── THE DATA ──

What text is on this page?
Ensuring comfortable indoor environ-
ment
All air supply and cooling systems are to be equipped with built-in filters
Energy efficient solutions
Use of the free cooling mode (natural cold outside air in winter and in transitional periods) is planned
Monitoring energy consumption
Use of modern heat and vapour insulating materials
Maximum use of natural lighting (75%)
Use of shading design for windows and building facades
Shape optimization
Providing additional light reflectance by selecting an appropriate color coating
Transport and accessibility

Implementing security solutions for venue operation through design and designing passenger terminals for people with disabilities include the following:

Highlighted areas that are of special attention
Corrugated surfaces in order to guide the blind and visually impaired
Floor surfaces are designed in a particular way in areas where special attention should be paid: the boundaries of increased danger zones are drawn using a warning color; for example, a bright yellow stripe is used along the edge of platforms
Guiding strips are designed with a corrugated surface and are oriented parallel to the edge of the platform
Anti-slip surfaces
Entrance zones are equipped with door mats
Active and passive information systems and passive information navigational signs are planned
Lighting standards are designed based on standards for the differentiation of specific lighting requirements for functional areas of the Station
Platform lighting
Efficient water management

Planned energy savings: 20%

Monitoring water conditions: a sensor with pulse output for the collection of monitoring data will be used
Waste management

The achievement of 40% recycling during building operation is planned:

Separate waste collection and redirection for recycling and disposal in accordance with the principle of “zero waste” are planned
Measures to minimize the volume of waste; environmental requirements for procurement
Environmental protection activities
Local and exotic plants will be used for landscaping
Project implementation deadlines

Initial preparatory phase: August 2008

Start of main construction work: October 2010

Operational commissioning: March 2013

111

───
── THE DATA ──

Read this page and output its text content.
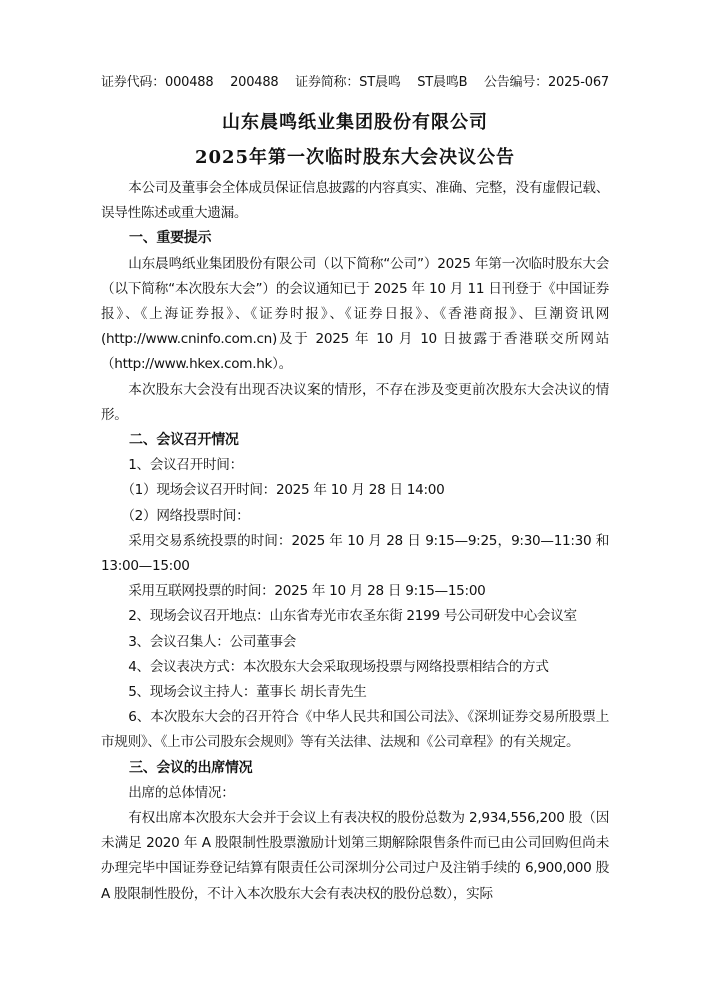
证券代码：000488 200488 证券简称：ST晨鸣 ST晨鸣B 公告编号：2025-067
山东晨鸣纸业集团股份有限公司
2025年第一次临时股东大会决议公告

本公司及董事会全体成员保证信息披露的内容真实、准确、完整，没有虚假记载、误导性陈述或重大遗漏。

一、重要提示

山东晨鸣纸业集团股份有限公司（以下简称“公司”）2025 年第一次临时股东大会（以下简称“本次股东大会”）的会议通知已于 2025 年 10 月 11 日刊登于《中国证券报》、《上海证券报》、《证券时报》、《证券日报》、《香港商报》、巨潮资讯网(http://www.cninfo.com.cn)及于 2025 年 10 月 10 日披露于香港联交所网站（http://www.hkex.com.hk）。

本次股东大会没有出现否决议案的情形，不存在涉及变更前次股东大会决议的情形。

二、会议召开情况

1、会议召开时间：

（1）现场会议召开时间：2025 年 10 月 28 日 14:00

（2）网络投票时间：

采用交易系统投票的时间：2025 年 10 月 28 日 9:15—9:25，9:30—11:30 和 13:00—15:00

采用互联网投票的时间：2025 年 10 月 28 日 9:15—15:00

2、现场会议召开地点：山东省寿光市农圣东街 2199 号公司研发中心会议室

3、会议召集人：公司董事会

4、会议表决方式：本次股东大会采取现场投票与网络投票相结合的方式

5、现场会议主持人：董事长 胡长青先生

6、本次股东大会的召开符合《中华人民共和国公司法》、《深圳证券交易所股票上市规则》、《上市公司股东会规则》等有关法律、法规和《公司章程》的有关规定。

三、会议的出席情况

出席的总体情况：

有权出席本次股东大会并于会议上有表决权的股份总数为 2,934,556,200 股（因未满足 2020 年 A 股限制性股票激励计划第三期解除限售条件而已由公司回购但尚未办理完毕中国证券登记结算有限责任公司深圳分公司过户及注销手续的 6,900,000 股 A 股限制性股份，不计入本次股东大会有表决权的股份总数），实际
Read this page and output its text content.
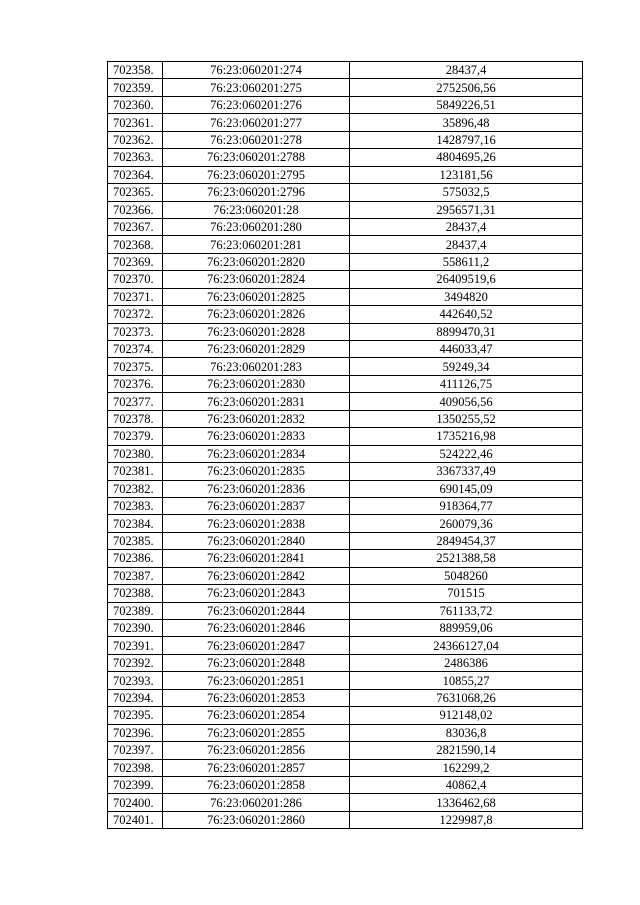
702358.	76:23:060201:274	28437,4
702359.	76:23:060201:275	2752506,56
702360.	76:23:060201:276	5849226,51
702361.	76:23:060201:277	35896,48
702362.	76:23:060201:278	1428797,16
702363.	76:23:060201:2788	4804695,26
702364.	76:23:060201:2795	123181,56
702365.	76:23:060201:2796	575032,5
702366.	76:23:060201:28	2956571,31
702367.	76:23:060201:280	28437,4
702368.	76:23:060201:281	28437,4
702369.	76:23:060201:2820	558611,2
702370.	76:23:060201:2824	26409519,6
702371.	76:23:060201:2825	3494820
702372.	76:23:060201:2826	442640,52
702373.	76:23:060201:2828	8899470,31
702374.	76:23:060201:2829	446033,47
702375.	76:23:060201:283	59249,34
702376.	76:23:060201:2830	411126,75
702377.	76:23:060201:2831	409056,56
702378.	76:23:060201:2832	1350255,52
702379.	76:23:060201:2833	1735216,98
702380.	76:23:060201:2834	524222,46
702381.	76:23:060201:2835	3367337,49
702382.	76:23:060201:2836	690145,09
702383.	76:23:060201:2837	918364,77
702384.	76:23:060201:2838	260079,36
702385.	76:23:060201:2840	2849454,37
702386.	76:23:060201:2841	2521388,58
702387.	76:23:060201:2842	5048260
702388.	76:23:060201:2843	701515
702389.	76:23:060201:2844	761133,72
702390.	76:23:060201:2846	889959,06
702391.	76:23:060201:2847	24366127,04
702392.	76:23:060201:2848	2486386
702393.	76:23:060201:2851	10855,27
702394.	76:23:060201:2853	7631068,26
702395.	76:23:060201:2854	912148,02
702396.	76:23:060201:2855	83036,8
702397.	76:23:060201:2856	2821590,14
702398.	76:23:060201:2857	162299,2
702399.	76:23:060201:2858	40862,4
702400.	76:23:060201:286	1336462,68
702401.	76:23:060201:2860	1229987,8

───

● WHAT TO PRODUCE: Among the entries above, how many lines include the word "edge"? Reply with the number only.

● RIGHT ANSWER: 2